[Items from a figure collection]
§ §

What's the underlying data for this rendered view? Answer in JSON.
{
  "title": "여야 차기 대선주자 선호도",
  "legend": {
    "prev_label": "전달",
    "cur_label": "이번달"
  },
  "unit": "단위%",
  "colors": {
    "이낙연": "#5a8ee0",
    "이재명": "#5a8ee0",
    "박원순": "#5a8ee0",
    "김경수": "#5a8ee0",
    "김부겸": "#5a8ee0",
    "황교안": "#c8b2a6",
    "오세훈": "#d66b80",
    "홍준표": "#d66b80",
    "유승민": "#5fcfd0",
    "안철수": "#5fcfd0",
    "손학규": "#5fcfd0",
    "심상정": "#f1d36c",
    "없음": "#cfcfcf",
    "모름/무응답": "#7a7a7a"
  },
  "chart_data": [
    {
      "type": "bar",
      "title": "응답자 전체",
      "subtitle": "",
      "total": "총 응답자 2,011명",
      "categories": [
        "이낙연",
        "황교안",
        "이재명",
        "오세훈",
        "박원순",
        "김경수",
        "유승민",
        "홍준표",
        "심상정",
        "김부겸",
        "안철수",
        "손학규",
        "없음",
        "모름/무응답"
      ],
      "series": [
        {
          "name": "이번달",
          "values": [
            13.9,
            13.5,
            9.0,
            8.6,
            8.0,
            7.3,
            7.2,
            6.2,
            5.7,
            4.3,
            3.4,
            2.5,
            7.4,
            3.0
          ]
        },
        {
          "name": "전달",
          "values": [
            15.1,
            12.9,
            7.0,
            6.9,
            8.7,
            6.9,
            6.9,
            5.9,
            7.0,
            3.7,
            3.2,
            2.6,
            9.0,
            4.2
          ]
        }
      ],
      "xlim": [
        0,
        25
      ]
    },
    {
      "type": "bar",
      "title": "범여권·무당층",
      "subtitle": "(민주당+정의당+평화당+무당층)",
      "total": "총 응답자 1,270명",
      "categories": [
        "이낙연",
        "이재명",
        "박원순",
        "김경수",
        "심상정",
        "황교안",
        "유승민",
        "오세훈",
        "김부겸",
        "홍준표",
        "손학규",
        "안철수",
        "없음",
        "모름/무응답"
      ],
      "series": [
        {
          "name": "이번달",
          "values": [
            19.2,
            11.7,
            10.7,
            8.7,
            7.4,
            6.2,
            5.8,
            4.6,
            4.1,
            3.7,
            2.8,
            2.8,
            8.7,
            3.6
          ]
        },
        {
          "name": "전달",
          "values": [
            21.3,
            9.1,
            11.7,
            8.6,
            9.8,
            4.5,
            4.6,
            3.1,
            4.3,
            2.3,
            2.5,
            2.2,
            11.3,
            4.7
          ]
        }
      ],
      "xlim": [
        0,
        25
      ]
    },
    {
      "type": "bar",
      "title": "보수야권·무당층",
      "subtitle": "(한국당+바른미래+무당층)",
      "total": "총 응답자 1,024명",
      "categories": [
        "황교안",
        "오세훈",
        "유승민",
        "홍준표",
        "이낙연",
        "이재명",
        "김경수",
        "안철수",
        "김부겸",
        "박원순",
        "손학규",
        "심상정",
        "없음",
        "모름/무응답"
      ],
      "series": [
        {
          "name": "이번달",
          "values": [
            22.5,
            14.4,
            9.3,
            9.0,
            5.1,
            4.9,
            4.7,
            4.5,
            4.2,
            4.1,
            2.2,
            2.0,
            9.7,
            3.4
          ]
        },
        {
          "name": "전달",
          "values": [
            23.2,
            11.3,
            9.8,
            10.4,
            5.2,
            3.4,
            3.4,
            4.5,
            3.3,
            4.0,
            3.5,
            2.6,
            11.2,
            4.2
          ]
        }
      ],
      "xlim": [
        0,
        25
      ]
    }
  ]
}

§ §

Exercise prompt |
All of the entries must be quoted exactly; please include each one.

Exercise response |
What's the underlying data for this rendered view? Answer in JSON.
{
  "title": "여야 차기 대선주자 선호도",
  "legend": {
    "prev_label": "전달",
    "cur_label": "이번달"
  },
  "unit": "단위%",
  "colors": {
    "이낙연": "#5a8ee0",
    "이재명": "#5a8ee0",
    "박원순": "#5a8ee0",
    "김경수": "#5a8ee0",
    "김부겸": "#5a8ee0",
    "황교안": "#c8b2a6",
    "오세훈": "#d66b80",
    "홍준표": "#d66b80",
    "유승민": "#5fcfd0",
    "안철수": "#5fcfd0",
    "손학규": "#5fcfd0",
    "심상정": "#f1d36c",
    "없음": "#cfcfcf",
    "모름/무응답": "#7a7a7a"
  },
  "chart_data": [
    {
      "type": "bar",
      "title": "응답자 전체",
      "subtitle": "",
      "total": "총 응답자 2,011명",
      "categories": [
        "이낙연",
        "황교안",
        "이재명",
        "오세훈",
        "박원순",
        "김경수",
        "유승민",
        "홍준표",
        "심상정",
        "김부겸",
        "안철수",
        "손학규",
        "없음",
        "모름/무응답"
      ],
      "series": [
        {
          "name": "이번달",
          "values": [
            13.9,
            13.5,
            9.0,
            8.6,
            8.0,
            7.3,
            7.2,
            6.2,
            5.7,
            4.3,
            3.4,
            2.5,
            7.4,
            3.0
          ]
        },
        {
          "name": "전달",
          "values": [
            15.1,
            12.9,
            7.0,
            6.9,
            8.7,
            6.9,
            6.9,
            5.9,
            7.0,
            3.7,
            3.2,
            2.6,
            9.0,
            4.2
          ]
        }
      ],
      "xlim": [
        0,
        25
      ]
    },
    {
      "type": "bar",
      "title": "범여권·무당층",
      "subtitle": "(민주당+정의당+평화당+무당층)",
      "total": "총 응답자 1,270명",
      "categories": [
        "이낙연",
        "이재명",
        "박원순",
        "김경수",
        "심상정",
        "황교안",
        "유승민",
        "오세훈",
        "김부겸",
        "홍준표",
        "손학규",
        "안철수",
        "없음",
        "모름/무응답"
      ],
      "series": [
        {
          "name": "이번달",
          "values": [
            19.2,
            11.7,
            10.7,
            8.7,
            7.4,
            6.2,
            5.8,
            4.6,
            4.1,
            3.7,
            2.8,
            2.8,
            8.7,
            3.6
          ]
        },
        {
          "name": "전달",
          "values": [
            21.3,
            9.1,
            11.7,
            8.6,
            9.8,
            4.5,
            4.6,
            3.1,
            4.3,
            2.3,
            2.5,
            2.2,
            11.3,
            4.7
          ]
        }
      ],
      "xlim": [
        0,
        25
      ]
    },
    {
      "type": "bar",
      "title": "보수야권·무당층",
      "subtitle": "(한국당+바른미래+무당층)",
      "total": "총 응답자 1,024명",
      "categories": [
        "황교안",
        "오세훈",
        "유승민",
        "홍준표",
        "이낙연",
        "이재명",
        "김경수",
        "안철수",
        "김부겸",
        "박원순",
        "손학규",
        "심상정",
        "없음",
        "모름/무응답"
      ],
      "series": [
        {
          "name": "이번달",
          "values": [
            22.5,
            14.4,
            9.3,
            9.0,
            5.1,
            4.9,
            4.7,
            4.5,
            4.2,
            4.1,
            2.2,
            2.0,
            9.7,
            3.4
          ]
        },
        {
          "name": "전달",
          "values": [
            23.2,
            11.3,
            9.8,
            10.4,
            5.2,
            3.4,
            3.4,
            4.5,
            3.3,
            4.0,
            3.5,
            2.6,
            11.2,
            4.2
          ]
        }
      ],
      "xlim": [
        0,
        25
      ]
    }
  ]
}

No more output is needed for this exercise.